What is required - Can you retype every record below exactly as written?

(Rows from a figure dataset)
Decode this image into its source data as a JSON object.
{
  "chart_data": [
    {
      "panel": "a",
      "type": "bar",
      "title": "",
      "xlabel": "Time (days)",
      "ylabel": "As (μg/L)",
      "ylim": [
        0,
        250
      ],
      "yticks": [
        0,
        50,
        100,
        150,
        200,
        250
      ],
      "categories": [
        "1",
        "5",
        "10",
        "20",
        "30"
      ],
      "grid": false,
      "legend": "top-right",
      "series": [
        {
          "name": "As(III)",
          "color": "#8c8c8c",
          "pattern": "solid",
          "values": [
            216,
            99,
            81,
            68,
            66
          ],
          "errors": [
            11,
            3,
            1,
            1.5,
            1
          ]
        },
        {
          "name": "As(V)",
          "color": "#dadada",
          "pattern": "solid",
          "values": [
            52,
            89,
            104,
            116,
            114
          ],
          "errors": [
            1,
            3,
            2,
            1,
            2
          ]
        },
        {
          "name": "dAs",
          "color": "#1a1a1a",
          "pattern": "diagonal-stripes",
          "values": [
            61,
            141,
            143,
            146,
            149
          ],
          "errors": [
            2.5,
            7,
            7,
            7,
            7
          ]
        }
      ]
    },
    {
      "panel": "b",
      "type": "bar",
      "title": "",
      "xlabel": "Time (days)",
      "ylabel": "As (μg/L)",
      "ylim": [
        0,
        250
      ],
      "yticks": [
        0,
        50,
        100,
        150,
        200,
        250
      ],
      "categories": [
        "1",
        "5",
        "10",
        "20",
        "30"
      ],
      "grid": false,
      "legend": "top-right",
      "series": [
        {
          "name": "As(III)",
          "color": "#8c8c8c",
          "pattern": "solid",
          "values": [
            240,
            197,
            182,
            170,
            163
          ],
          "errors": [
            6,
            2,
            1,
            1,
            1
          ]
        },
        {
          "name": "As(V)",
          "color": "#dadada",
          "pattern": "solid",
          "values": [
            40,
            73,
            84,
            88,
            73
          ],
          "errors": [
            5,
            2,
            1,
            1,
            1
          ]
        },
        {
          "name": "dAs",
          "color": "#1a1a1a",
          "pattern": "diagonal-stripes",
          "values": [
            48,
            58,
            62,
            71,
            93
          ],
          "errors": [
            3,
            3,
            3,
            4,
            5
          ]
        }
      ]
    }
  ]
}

Exercise response -
Decode this image into its source data as a JSON object.
{
  "chart_data": [
    {
      "panel": "a",
      "type": "bar",
      "title": "",
      "xlabel": "Time (days)",
      "ylabel": "As (μg/L)",
      "ylim": [
        0,
        250
      ],
      "yticks": [
        0,
        50,
        100,
        150,
        200,
        250
      ],
      "categories": [
        "1",
        "5",
        "10",
        "20",
        "30"
      ],
      "grid": false,
      "legend": "top-right",
      "series": [
        {
          "name": "As(III)",
          "color": "#8c8c8c",
          "pattern": "solid",
          "values": [
            216,
            99,
            81,
            68,
            66
          ],
          "errors": [
            11,
            3,
            1,
            1.5,
            1
          ]
        },
        {
          "name": "As(V)",
          "color": "#dadada",
          "pattern": "solid",
          "values": [
            52,
            89,
            104,
            116,
            114
          ],
          "errors": [
            1,
            3,
            2,
            1,
            2
          ]
        },
        {
          "name": "dAs",
          "color": "#1a1a1a",
          "pattern": "diagonal-stripes",
          "values": [
            61,
            141,
            143,
            146,
            149
          ],
          "errors": [
            2.5,
            7,
            7,
            7,
            7
          ]
        }
      ]
    },
    {
      "panel": "b",
      "type": "bar",
      "title": "",
      "xlabel": "Time (days)",
      "ylabel": "As (μg/L)",
      "ylim": [
        0,
        250
      ],
      "yticks": [
        0,
        50,
        100,
        150,
        200,
        250
      ],
      "categories": [
        "1",
        "5",
        "10",
        "20",
        "30"
      ],
      "grid": false,
      "legend": "top-right",
      "series": [
        {
          "name": "As(III)",
          "color": "#8c8c8c",
          "pattern": "solid",
          "values": [
            240,
            197,
            182,
            170,
            163
          ],
          "errors": [
            6,
            2,
            1,
            1,
            1
          ]
        },
        {
          "name": "As(V)",
          "color": "#dadada",
          "pattern": "solid",
          "values": [
            40,
            73,
            84,
            88,
            73
          ],
          "errors": [
            5,
            2,
            1,
            1,
            1
          ]
        },
        {
          "name": "dAs",
          "color": "#1a1a1a",
          "pattern": "diagonal-stripes",
          "values": [
            48,
            58,
            62,
            71,
            93
          ],
          "errors": [
            3,
            3,
            3,
            4,
            5
          ]
        }
      ]
    }
  ]
}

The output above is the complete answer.